### What is asked:
Word for word, quote all of the material, omitting the pictures.
— start The records —
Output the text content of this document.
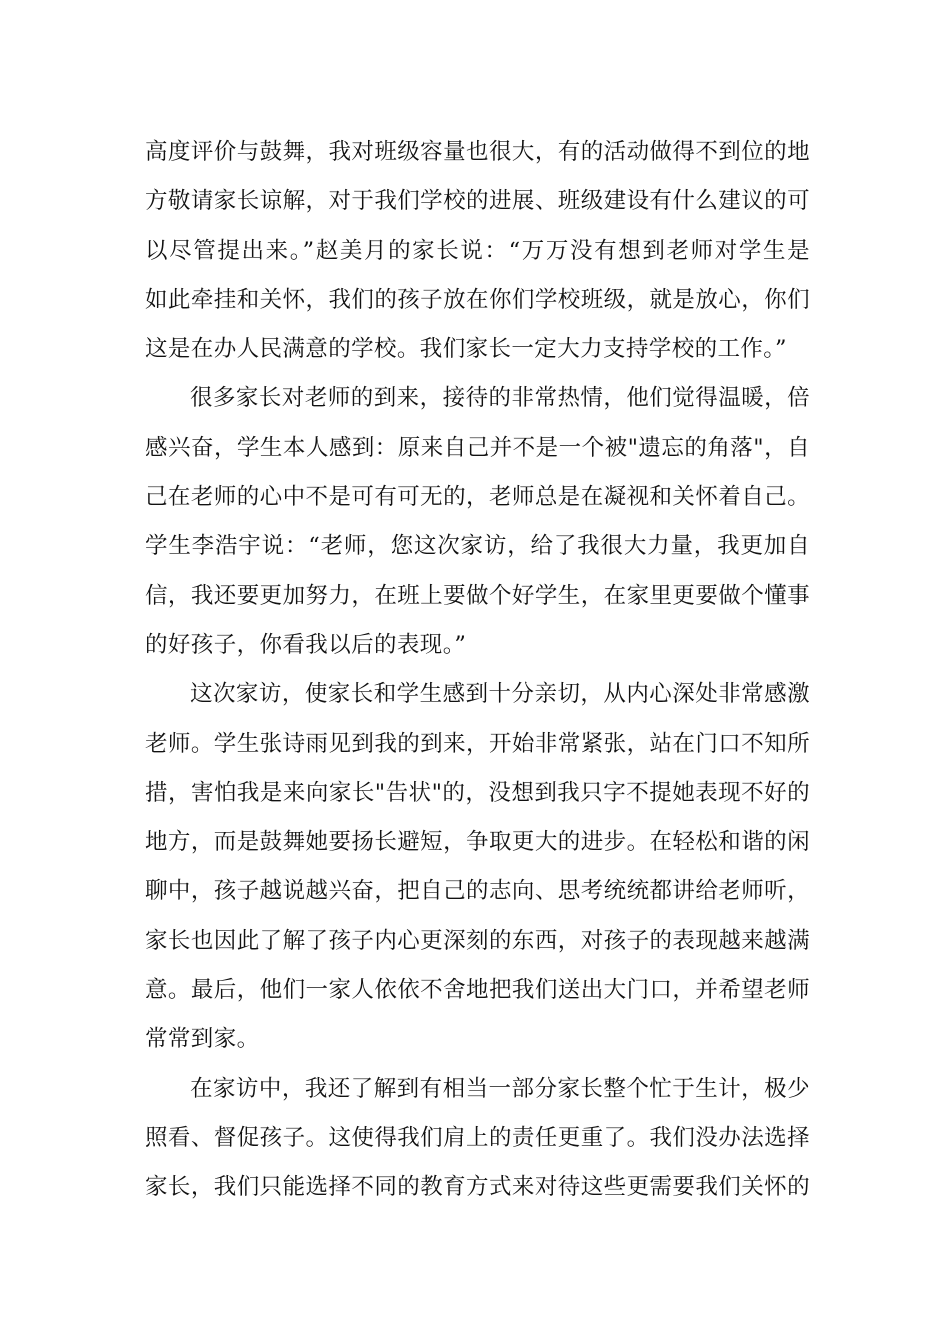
高度评价与鼓舞，我对班级容量也很大，有的活动做得不到位的地
方敬请家长谅解，对于我们学校的进展、班级建设有什么建议的可
以尽管提出来。”赵美月的家长说：“万万没有想到老师对学生是
如此牵挂和关怀，我们的孩子放在你们学校班级，就是放心，你们
这是在办人民满意的学校。我们家长一定大力支持学校的工作。”
很多家长对老师的到来，接待的非常热情，他们觉得温暖，倍
感兴奋，学生本人感到：原来自己并不是一个被"遗忘的角落"，自
己在老师的心中不是可有可无的，老师总是在凝视和关怀着自己。
学生李浩宇说：“老师，您这次家访，给了我很大力量，我更加自
信，我还要更加努力，在班上要做个好学生，在家里更要做个懂事
的好孩子，你看我以后的表现。”
这次家访，使家长和学生感到十分亲切，从内心深处非常感激
老师。学生张诗雨见到我的到来，开始非常紧张，站在门口不知所
措，害怕我是来向家长"告状"的，没想到我只字不提她表现不好的
地方，而是鼓舞她要扬长避短，争取更大的进步。在轻松和谐的闲
聊中，孩子越说越兴奋，把自己的志向、思考统统都讲给老师听，
家长也因此了解了孩子内心更深刻的东西，对孩子的表现越来越满
意。最后，他们一家人依依不舍地把我们送出大门口，并希望老师
常常到家。
在家访中，我还了解到有相当一部分家长整个忙于生计，极少
照看、督促孩子。这使得我们肩上的责任更重了。我们没办法选择
家长，我们只能选择不同的教育方式来对待这些更需要我们关怀的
— end The records —
### In response:
Output the text content of this document.
高度评价与鼓舞，我对班级容量也很大，有的活动做得不到位的地
方敬请家长谅解，对于我们学校的进展、班级建设有什么建议的可
以尽管提出来。”赵美月的家长说：“万万没有想到老师对学生是
如此牵挂和关怀，我们的孩子放在你们学校班级，就是放心，你们
这是在办人民满意的学校。我们家长一定大力支持学校的工作。”
很多家长对老师的到来，接待的非常热情，他们觉得温暖，倍
感兴奋，学生本人感到：原来自己并不是一个被"遗忘的角落"，自
己在老师的心中不是可有可无的，老师总是在凝视和关怀着自己。
学生李浩宇说：“老师，您这次家访，给了我很大力量，我更加自
信，我还要更加努力，在班上要做个好学生，在家里更要做个懂事
的好孩子，你看我以后的表现。”
这次家访，使家长和学生感到十分亲切，从内心深处非常感激
老师。学生张诗雨见到我的到来，开始非常紧张，站在门口不知所
措，害怕我是来向家长"告状"的，没想到我只字不提她表现不好的
地方，而是鼓舞她要扬长避短，争取更大的进步。在轻松和谐的闲
聊中，孩子越说越兴奋，把自己的志向、思考统统都讲给老师听，
家长也因此了解了孩子内心更深刻的东西，对孩子的表现越来越满
意。最后，他们一家人依依不舍地把我们送出大门口，并希望老师
常常到家。
在家访中，我还了解到有相当一部分家长整个忙于生计，极少
照看、督促孩子。这使得我们肩上的责任更重了。我们没办法选择
家长，我们只能选择不同的教育方式来对待这些更需要我们关怀的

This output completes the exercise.